##### Data extract

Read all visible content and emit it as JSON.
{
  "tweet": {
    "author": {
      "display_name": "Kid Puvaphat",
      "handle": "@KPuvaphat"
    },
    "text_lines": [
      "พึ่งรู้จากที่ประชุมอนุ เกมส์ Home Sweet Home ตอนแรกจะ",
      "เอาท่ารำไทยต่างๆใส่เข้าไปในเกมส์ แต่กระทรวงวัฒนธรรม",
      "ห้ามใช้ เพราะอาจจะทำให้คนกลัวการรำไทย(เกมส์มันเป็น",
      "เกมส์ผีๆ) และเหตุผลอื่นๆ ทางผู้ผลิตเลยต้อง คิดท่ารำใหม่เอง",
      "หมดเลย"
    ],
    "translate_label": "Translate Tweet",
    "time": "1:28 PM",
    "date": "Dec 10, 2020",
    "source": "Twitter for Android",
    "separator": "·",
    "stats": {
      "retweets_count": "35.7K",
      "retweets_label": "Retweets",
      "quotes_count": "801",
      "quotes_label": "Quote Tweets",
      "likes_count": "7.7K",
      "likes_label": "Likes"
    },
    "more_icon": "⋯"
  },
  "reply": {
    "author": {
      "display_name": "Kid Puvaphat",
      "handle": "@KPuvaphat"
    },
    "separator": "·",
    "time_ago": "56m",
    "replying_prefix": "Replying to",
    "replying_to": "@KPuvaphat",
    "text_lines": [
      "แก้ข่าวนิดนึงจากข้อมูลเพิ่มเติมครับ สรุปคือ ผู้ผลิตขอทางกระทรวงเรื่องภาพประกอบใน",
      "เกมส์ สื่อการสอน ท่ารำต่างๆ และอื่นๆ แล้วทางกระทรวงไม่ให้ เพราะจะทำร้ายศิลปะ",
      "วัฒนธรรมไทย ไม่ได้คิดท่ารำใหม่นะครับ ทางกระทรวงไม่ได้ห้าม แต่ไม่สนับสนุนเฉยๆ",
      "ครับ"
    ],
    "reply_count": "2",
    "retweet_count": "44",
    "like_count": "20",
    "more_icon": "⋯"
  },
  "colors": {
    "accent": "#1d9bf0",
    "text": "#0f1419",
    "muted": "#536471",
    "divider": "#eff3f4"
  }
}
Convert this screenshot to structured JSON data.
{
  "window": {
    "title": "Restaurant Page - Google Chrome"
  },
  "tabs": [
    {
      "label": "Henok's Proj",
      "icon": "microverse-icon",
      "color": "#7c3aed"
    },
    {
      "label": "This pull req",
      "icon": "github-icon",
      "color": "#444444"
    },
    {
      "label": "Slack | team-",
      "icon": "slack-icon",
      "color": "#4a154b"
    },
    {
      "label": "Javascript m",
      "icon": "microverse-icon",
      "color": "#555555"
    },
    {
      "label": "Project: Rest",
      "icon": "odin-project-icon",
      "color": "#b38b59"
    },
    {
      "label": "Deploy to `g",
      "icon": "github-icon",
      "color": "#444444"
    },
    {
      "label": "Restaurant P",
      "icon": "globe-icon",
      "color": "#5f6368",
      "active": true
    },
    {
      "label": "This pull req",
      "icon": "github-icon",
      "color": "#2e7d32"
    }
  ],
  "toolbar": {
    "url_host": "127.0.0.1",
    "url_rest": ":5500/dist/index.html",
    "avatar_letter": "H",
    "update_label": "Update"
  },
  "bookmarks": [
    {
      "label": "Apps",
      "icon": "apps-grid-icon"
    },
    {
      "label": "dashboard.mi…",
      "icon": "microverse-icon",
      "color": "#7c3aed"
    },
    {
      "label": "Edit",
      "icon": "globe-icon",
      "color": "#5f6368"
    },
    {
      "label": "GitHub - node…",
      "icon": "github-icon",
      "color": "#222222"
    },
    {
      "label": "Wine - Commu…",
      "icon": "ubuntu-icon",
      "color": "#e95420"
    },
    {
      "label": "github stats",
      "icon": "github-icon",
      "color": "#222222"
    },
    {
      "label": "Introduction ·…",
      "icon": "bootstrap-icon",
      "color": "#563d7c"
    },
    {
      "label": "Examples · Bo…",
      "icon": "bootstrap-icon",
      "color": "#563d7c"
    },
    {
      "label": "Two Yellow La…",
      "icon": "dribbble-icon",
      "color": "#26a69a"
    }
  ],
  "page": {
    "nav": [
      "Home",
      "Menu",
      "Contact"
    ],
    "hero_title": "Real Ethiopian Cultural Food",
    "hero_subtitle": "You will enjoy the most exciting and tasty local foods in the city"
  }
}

##########
##### Data extract

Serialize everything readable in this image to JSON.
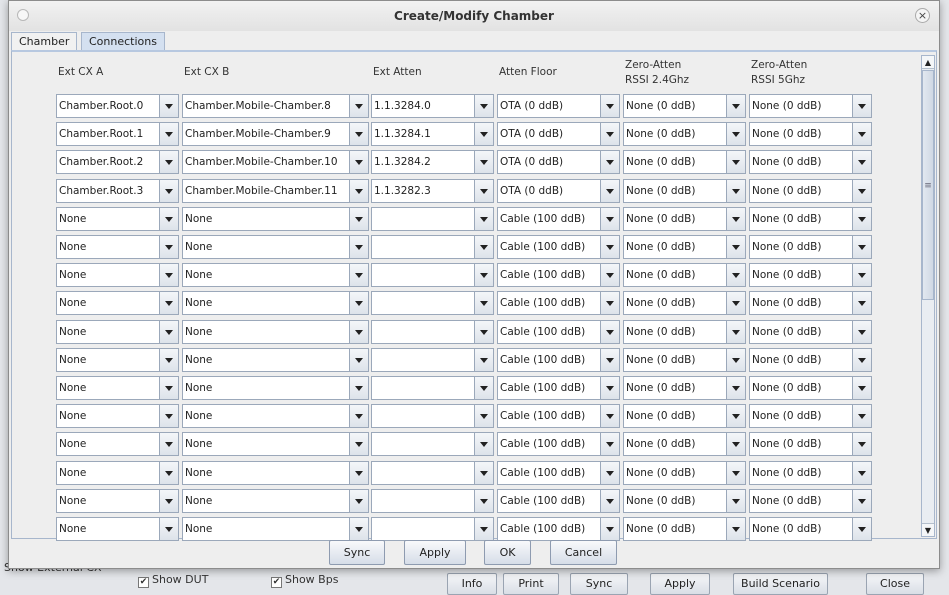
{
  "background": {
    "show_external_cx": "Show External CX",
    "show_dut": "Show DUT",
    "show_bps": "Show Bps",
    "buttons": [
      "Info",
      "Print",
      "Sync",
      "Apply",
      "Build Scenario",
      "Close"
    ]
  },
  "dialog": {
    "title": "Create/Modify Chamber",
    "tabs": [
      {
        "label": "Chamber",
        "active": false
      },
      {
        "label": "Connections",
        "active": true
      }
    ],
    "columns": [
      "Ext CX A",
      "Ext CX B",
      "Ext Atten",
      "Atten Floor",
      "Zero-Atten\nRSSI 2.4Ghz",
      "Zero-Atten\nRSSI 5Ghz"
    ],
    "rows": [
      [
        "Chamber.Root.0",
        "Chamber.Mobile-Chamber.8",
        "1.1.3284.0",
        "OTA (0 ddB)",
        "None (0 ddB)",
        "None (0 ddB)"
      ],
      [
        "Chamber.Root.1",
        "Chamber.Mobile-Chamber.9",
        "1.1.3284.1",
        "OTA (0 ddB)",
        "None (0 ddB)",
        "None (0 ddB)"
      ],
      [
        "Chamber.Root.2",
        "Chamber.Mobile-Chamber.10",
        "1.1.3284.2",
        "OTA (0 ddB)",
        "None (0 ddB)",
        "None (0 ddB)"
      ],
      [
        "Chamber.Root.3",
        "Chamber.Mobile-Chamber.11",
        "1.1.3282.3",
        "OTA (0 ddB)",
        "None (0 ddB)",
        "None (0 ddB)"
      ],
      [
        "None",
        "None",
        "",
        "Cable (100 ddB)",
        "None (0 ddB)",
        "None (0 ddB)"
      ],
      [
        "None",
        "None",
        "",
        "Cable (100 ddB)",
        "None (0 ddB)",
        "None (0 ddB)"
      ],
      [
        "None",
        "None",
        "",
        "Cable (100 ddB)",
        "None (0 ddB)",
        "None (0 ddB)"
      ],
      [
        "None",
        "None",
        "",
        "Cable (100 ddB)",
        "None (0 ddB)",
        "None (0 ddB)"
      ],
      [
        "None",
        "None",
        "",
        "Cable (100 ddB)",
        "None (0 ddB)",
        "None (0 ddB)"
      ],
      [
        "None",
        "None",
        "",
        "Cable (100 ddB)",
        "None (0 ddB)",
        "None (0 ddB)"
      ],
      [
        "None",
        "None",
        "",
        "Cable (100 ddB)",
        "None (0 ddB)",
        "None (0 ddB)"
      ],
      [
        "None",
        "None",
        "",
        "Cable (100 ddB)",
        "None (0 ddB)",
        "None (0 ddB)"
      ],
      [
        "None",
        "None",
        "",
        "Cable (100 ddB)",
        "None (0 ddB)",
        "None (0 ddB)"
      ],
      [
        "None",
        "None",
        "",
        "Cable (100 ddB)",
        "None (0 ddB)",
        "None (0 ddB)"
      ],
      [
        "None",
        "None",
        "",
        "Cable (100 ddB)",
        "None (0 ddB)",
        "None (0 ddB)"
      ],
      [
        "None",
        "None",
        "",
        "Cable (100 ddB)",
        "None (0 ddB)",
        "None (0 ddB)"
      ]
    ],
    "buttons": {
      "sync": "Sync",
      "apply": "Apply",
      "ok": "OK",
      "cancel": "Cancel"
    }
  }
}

##########

◆ **The exercise**
In the listing above, find each line with the word "Show" and copy it.

◆ **Full solution**
    "show_external_cx": "Show External CX",
    "show_dut": "Show DUT",
    "show_bps": "Show Bps",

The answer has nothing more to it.